[The request] Check every line below for the word "Output" and show those that hold it.

-- START OF Data records --

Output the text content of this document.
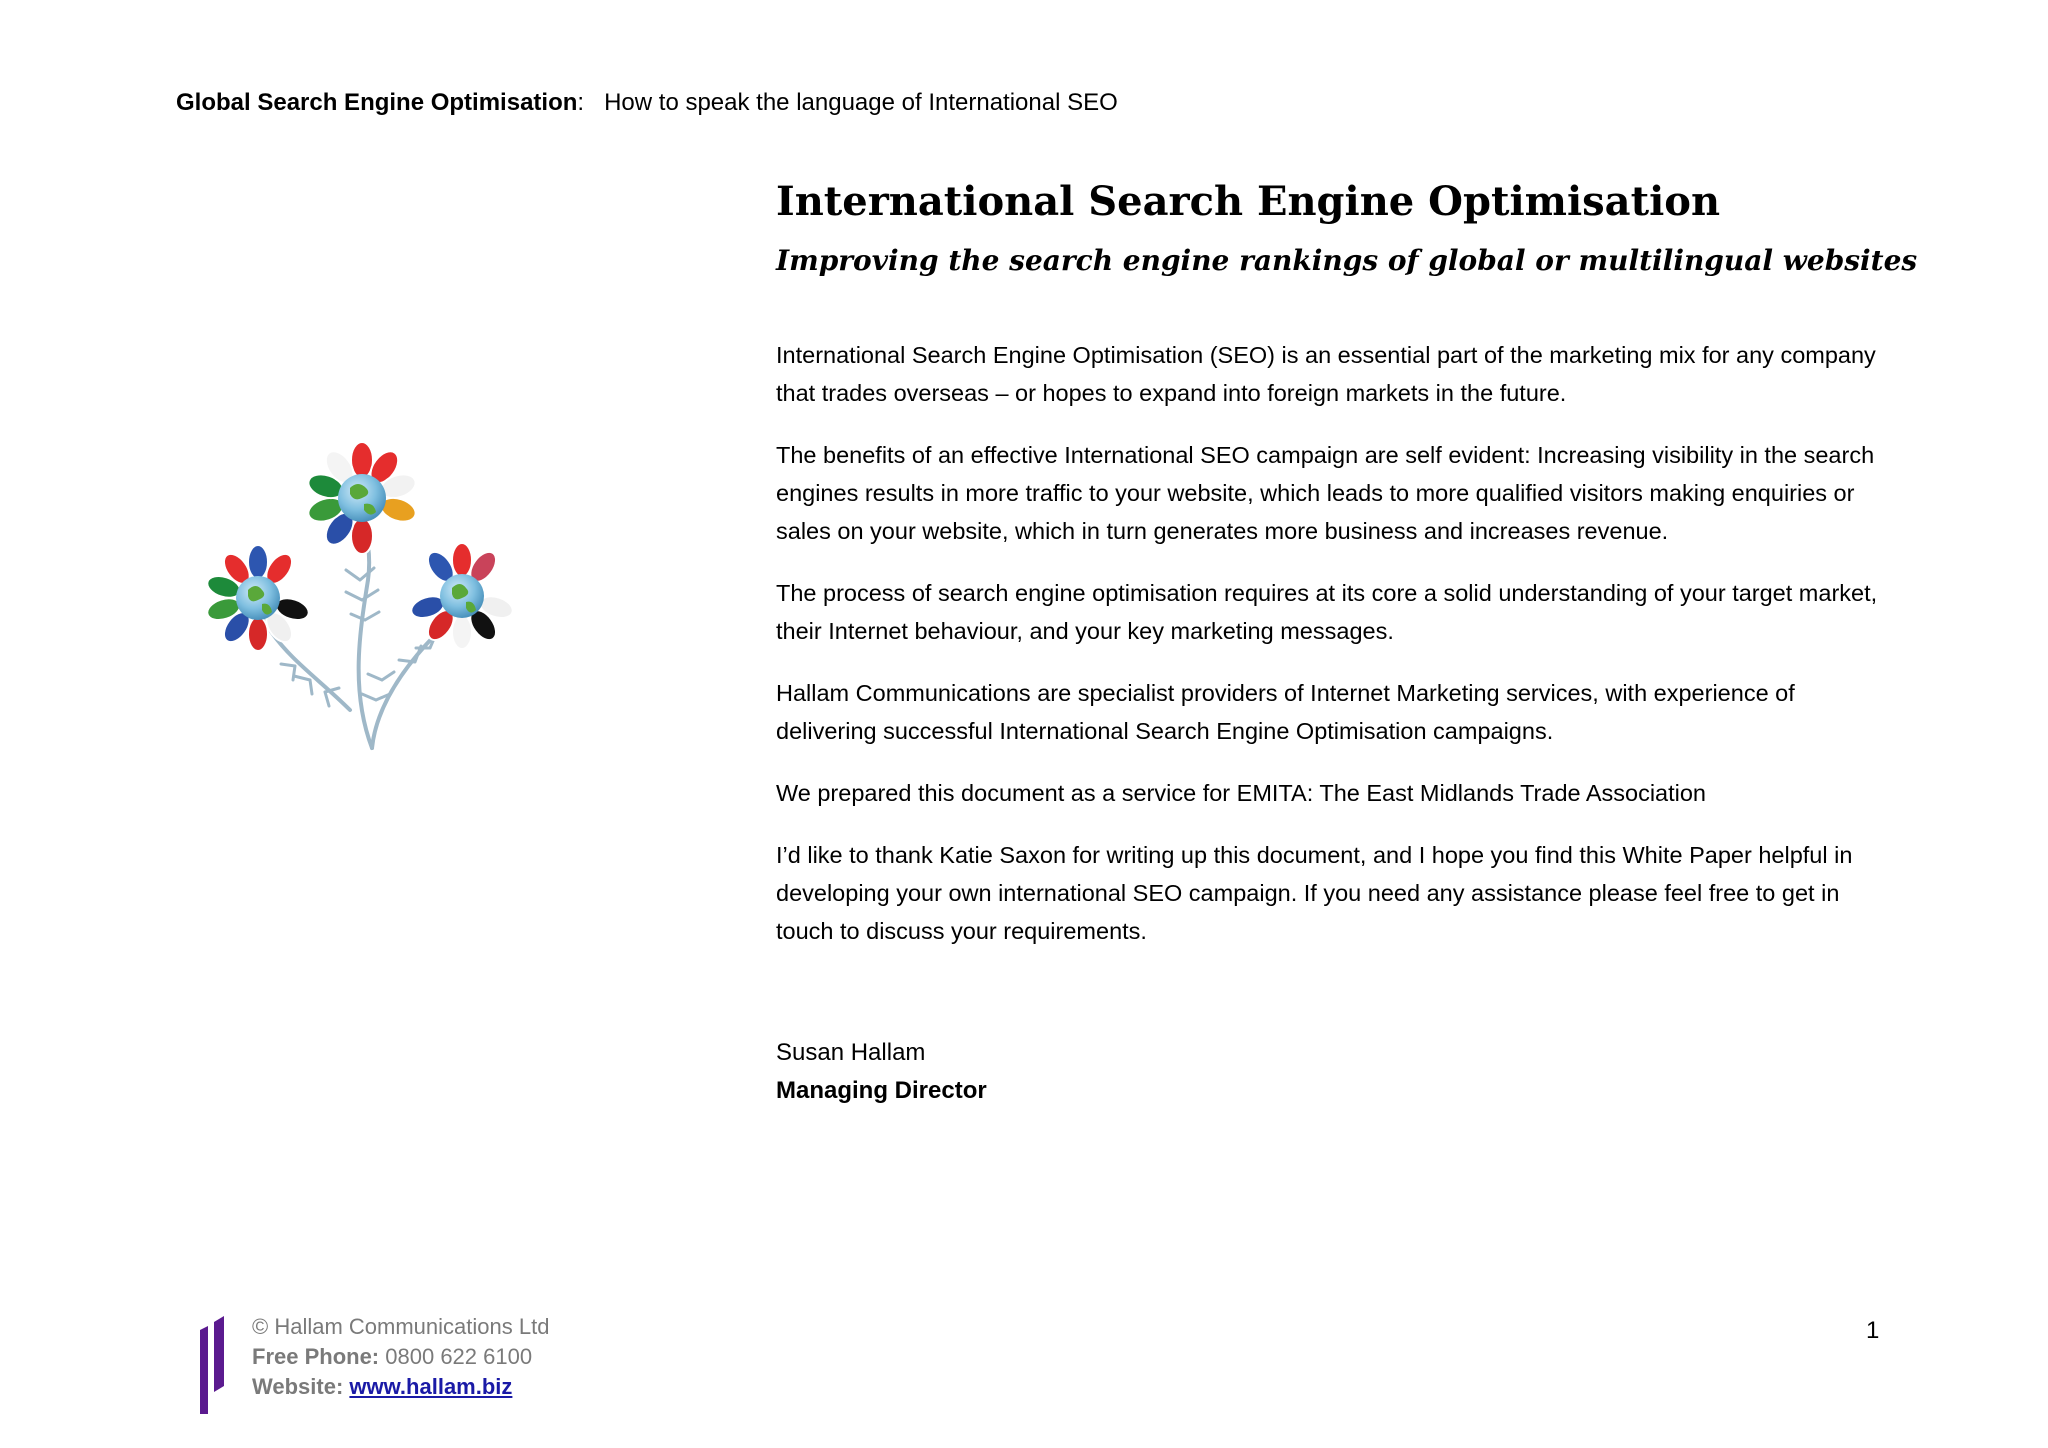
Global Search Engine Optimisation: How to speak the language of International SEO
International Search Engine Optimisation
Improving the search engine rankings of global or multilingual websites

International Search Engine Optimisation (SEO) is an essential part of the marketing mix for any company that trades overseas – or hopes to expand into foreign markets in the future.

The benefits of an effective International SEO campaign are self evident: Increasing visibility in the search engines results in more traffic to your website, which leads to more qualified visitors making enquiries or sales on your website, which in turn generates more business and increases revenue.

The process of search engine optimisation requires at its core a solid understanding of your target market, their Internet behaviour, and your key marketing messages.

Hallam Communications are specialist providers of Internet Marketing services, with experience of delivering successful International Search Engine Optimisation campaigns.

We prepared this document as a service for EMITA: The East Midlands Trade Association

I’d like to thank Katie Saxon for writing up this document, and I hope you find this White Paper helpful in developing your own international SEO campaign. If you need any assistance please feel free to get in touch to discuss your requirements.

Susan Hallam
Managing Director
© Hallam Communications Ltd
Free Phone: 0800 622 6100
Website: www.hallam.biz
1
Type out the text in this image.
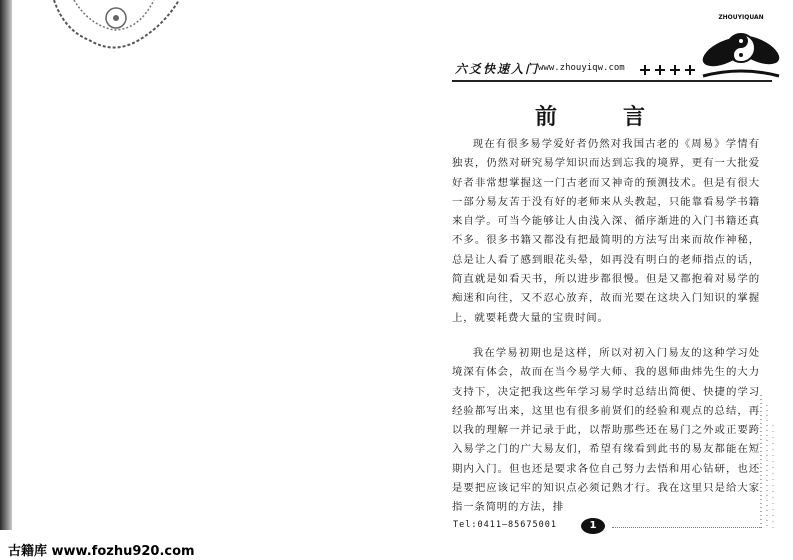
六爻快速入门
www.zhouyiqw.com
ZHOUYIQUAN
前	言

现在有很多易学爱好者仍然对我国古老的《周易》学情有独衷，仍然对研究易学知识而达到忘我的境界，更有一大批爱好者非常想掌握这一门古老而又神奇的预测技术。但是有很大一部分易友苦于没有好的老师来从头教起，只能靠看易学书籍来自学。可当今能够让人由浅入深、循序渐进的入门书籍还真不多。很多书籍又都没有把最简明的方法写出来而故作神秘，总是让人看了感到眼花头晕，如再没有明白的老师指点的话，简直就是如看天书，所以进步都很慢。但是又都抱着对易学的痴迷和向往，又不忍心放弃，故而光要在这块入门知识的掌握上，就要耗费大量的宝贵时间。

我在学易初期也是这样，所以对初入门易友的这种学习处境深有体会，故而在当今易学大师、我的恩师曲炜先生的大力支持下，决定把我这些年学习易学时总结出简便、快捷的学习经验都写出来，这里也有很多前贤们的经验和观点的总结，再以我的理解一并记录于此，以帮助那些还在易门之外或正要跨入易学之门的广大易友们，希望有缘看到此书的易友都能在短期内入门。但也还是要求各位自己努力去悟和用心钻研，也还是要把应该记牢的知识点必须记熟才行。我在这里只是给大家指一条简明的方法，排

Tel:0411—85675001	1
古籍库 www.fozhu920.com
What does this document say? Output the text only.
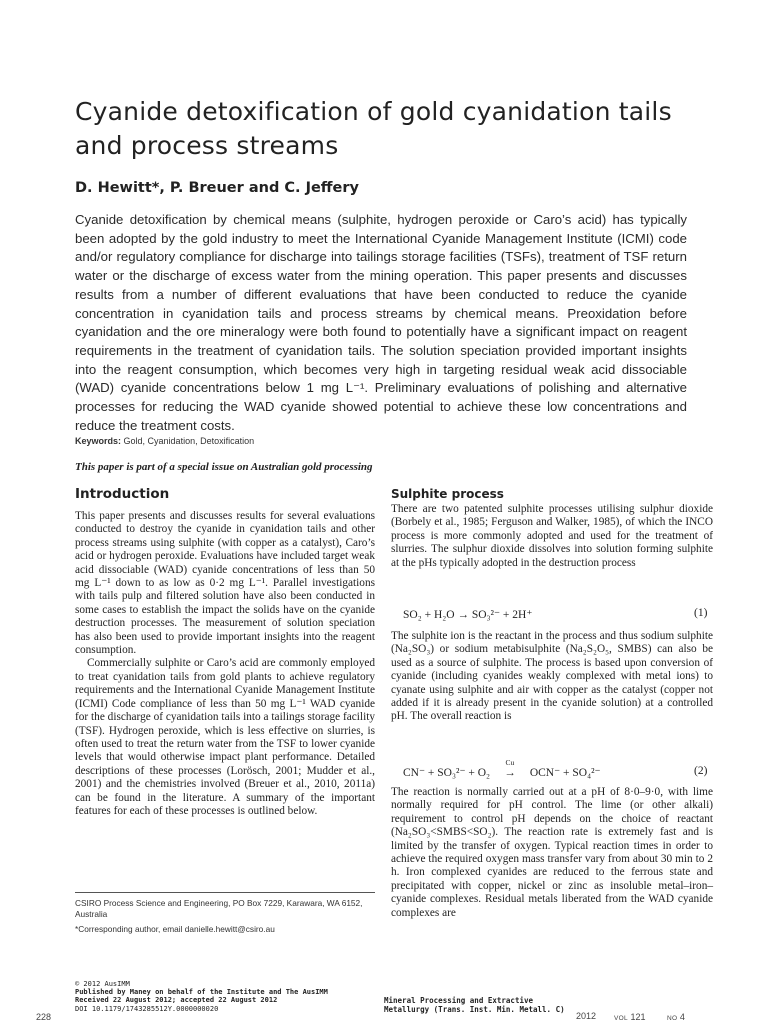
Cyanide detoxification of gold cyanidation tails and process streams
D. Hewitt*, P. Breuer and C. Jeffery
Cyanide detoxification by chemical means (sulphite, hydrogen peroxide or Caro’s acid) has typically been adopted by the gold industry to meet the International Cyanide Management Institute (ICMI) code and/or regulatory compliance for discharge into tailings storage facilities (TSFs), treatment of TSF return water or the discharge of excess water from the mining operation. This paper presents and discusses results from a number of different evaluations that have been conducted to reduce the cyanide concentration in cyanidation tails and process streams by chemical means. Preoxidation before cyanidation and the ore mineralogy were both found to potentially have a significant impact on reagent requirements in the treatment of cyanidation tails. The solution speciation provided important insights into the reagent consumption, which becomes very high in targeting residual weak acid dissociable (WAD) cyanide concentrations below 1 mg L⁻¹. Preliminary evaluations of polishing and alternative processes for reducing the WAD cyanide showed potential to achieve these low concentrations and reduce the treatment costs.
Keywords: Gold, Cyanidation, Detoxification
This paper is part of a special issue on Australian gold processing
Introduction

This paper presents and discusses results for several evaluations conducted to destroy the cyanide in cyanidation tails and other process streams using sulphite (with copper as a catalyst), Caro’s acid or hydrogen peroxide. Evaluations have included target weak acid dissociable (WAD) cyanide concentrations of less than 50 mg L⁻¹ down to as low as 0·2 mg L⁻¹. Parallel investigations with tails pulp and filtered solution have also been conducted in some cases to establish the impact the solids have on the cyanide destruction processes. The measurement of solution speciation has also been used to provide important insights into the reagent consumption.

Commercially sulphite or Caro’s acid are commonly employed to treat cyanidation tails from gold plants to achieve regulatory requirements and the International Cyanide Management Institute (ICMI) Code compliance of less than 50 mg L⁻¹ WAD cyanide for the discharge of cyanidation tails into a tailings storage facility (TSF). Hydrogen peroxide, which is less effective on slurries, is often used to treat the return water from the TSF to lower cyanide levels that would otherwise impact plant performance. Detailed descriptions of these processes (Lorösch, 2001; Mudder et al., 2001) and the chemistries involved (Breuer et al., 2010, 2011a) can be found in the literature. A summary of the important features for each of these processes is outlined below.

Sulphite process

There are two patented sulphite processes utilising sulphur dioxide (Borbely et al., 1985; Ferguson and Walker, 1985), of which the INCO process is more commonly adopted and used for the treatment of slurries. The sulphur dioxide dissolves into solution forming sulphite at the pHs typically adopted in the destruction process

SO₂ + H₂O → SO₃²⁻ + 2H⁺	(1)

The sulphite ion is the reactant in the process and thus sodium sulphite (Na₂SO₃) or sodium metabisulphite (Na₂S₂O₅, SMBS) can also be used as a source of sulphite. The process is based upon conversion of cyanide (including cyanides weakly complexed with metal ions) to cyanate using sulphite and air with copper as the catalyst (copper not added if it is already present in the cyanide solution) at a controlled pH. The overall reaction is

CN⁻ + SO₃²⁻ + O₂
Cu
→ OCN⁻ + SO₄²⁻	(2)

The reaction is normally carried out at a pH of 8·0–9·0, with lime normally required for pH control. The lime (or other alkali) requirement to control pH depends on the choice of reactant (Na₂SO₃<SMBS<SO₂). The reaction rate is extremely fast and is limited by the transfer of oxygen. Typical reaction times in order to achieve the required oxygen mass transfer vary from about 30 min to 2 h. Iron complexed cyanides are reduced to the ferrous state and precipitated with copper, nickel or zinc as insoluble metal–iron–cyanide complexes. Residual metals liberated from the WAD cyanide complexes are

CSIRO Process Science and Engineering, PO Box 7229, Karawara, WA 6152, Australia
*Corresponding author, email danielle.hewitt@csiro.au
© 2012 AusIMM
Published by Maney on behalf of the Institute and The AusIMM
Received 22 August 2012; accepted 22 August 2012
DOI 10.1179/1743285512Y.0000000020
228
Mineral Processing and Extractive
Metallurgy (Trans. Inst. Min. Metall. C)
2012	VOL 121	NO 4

-- END OF Data records --

[Finished answer]
Output the text content of this document.
What does this document say? Output the text only.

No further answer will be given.